* BEGIN THE RECORDS *

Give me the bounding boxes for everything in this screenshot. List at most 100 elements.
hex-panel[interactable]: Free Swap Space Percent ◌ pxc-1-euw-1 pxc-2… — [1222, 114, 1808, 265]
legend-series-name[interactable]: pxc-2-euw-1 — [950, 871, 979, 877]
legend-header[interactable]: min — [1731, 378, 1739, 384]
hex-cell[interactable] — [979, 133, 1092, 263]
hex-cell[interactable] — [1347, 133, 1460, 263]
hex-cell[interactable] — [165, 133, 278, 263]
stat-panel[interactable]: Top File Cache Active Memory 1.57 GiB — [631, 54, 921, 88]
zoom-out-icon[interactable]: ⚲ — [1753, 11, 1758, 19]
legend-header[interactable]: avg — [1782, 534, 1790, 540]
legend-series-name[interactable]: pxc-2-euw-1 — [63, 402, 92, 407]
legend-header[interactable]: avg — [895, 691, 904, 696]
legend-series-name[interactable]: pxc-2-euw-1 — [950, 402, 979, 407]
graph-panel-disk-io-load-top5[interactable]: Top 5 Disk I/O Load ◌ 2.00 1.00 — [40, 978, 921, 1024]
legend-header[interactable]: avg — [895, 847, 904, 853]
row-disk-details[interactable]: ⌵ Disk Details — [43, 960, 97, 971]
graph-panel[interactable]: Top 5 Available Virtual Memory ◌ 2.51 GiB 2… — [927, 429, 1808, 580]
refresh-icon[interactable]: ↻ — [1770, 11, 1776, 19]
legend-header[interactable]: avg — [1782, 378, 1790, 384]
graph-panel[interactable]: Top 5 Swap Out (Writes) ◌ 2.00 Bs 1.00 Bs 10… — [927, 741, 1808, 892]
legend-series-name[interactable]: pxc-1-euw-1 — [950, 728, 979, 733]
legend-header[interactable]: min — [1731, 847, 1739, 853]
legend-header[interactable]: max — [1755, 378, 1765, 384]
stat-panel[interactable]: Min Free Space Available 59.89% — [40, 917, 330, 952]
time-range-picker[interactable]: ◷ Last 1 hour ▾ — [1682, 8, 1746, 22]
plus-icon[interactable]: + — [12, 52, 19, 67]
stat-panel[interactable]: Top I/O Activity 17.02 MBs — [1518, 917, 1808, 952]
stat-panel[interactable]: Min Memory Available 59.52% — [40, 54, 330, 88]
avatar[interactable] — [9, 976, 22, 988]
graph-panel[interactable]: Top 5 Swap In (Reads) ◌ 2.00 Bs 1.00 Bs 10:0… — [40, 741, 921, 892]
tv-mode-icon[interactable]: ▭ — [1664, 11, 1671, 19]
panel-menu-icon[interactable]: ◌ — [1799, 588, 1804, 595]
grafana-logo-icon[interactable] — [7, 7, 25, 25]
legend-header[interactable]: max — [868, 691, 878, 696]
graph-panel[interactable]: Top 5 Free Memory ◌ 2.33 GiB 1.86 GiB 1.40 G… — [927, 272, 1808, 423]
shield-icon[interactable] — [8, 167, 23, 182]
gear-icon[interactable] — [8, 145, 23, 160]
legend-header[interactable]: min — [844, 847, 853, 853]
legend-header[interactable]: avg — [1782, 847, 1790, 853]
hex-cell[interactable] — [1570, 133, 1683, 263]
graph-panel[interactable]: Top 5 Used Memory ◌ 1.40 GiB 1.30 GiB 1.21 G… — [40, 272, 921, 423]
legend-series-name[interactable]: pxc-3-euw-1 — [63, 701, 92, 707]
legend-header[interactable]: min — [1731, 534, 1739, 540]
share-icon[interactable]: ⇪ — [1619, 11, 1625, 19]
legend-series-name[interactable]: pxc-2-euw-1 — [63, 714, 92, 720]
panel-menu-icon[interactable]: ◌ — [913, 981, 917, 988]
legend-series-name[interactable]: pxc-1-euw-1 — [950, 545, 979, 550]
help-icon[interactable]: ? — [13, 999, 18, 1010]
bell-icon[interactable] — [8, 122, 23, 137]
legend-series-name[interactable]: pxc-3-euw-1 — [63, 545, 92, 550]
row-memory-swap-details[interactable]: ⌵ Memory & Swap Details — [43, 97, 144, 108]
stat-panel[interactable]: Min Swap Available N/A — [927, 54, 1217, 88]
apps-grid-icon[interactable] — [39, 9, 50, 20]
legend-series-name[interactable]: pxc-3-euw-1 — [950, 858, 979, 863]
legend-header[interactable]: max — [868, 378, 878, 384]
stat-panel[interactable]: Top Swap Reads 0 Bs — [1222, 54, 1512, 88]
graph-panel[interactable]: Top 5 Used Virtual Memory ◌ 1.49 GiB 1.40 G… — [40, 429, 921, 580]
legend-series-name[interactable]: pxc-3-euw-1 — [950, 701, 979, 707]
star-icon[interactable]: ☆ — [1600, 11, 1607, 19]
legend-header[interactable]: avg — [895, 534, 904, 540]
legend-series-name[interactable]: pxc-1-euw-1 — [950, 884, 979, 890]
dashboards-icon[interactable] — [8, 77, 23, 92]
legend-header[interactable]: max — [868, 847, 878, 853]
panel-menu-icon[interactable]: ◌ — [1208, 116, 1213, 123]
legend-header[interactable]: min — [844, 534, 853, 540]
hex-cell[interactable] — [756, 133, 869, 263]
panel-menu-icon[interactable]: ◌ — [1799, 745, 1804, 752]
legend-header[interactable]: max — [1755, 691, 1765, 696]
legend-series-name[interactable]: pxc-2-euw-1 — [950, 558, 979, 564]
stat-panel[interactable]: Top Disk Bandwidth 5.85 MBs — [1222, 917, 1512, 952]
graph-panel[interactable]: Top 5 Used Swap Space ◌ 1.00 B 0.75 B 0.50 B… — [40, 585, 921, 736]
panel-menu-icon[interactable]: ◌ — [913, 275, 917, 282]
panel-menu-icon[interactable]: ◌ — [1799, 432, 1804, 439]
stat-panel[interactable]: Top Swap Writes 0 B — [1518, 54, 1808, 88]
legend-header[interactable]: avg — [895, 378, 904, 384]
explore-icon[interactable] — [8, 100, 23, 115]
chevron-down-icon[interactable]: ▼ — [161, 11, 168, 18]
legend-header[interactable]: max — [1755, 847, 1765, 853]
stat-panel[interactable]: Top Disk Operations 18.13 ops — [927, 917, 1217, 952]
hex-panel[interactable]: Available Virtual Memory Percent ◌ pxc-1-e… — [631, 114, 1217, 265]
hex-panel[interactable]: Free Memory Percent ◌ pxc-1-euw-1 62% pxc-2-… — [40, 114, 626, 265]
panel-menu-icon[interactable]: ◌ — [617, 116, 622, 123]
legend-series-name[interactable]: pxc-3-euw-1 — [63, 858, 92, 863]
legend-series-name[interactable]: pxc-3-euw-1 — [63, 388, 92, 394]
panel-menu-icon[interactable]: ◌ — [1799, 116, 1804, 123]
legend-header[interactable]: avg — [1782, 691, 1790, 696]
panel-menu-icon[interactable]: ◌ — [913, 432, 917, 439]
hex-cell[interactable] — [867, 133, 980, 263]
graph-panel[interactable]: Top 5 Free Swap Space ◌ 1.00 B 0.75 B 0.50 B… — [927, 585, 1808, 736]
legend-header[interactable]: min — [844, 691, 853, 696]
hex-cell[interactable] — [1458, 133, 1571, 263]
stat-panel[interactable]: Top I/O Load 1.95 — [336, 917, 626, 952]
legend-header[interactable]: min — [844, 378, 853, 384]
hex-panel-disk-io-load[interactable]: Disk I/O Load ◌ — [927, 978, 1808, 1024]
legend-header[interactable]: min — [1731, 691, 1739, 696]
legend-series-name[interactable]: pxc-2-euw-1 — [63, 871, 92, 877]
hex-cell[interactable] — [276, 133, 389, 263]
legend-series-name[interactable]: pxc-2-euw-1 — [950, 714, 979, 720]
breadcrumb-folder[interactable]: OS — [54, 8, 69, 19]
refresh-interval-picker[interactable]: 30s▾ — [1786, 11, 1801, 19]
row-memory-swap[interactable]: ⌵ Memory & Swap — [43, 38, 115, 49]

* END THE RECORDS *

→ WRITTEN EXERCISE: Copy out, word for word, the part of the material that opens with its first line and closes with the line containing "row-disk-details[interactable]: ⌵ Disk", including both of those lines.

→ ANSWER TO THIS PROBLEM:
Give me the bounding boxes for everything in this screenshot. List at most 100 elements.
hex-panel[interactable]: Free Swap Space Percent ◌ pxc-1-euw-1 pxc-2… — [1222, 114, 1808, 265]
legend-series-name[interactable]: pxc-2-euw-1 — [950, 871, 979, 877]
legend-header[interactable]: min — [1731, 378, 1739, 384]
hex-cell[interactable] — [979, 133, 1092, 263]
hex-cell[interactable] — [1347, 133, 1460, 263]
hex-cell[interactable] — [165, 133, 278, 263]
stat-panel[interactable]: Top File Cache Active Memory 1.57 GiB — [631, 54, 921, 88]
zoom-out-icon[interactable]: ⚲ — [1753, 11, 1758, 19]
legend-header[interactable]: avg — [1782, 534, 1790, 540]
legend-series-name[interactable]: pxc-2-euw-1 — [63, 402, 92, 407]
legend-header[interactable]: avg — [895, 691, 904, 696]
legend-series-name[interactable]: pxc-2-euw-1 — [950, 402, 979, 407]
graph-panel-disk-io-load-top5[interactable]: Top 5 Disk I/O Load ◌ 2.00 1.00 — [40, 978, 921, 1024]
legend-header[interactable]: avg — [895, 847, 904, 853]
row-disk-details[interactable]: ⌵ Disk Details — [43, 960, 97, 971]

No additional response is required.